◆ Exercise
Reproduce the full listing that appears beneath this instruction exactly.
**** Source material ****
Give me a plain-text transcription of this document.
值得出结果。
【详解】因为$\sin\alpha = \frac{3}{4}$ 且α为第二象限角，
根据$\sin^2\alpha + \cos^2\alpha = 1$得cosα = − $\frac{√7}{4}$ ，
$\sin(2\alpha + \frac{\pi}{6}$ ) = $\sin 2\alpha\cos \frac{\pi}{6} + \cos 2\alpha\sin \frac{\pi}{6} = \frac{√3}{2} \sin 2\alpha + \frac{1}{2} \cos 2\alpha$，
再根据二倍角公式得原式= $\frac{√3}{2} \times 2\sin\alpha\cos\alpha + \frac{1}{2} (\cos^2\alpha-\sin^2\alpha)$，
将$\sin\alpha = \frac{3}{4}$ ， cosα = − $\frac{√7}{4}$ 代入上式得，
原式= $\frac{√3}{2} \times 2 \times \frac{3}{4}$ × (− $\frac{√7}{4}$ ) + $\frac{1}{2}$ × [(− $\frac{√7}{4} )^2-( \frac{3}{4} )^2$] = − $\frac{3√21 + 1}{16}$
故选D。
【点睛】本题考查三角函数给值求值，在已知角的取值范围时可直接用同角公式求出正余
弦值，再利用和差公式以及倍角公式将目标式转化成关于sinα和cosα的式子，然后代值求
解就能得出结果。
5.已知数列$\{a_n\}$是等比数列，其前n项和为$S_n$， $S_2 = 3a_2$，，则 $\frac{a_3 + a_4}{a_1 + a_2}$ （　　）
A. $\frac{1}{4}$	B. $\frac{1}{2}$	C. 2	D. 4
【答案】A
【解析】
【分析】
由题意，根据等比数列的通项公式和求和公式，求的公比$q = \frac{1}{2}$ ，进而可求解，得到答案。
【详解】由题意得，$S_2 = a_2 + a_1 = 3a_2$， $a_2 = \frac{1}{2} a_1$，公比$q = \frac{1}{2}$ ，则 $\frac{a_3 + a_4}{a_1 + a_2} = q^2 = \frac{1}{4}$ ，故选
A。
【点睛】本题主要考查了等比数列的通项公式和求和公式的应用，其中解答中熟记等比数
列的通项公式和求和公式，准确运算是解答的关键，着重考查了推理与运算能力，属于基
****
◆ Expected output
Give me a plain-text transcription of this document.
值得出结果。
【详解】因为$\sin\alpha = \frac{3}{4}$ 且α为第二象限角，
根据$\sin^2\alpha + \cos^2\alpha = 1$得cosα = − $\frac{√7}{4}$ ，
$\sin(2\alpha + \frac{\pi}{6}$ ) = $\sin 2\alpha\cos \frac{\pi}{6} + \cos 2\alpha\sin \frac{\pi}{6} = \frac{√3}{2} \sin 2\alpha + \frac{1}{2} \cos 2\alpha$，
再根据二倍角公式得原式= $\frac{√3}{2} \times 2\sin\alpha\cos\alpha + \frac{1}{2} (\cos^2\alpha-\sin^2\alpha)$，
将$\sin\alpha = \frac{3}{4}$ ， cosα = − $\frac{√7}{4}$ 代入上式得，
原式= $\frac{√3}{2} \times 2 \times \frac{3}{4}$ × (− $\frac{√7}{4}$ ) + $\frac{1}{2}$ × [(− $\frac{√7}{4} )^2-( \frac{3}{4} )^2$] = − $\frac{3√21 + 1}{16}$
故选D。
【点睛】本题考查三角函数给值求值，在已知角的取值范围时可直接用同角公式求出正余
弦值，再利用和差公式以及倍角公式将目标式转化成关于sinα和cosα的式子，然后代值求
解就能得出结果。
5.已知数列$\{a_n\}$是等比数列，其前n项和为$S_n$， $S_2 = 3a_2$，，则 $\frac{a_3 + a_4}{a_1 + a_2}$ （　　）
A. $\frac{1}{4}$	B. $\frac{1}{2}$	C. 2	D. 4
【答案】A
【解析】
【分析】
由题意，根据等比数列的通项公式和求和公式，求的公比$q = \frac{1}{2}$ ，进而可求解，得到答案。
【详解】由题意得，$S_2 = a_2 + a_1 = 3a_2$， $a_2 = \frac{1}{2} a_1$，公比$q = \frac{1}{2}$ ，则 $\frac{a_3 + a_4}{a_1 + a_2} = q^2 = \frac{1}{4}$ ，故选
A。
【点睛】本题主要考查了等比数列的通项公式和求和公式的应用，其中解答中熟记等比数
列的通项公式和求和公式，准确运算是解答的关键，着重考查了推理与运算能力，属于基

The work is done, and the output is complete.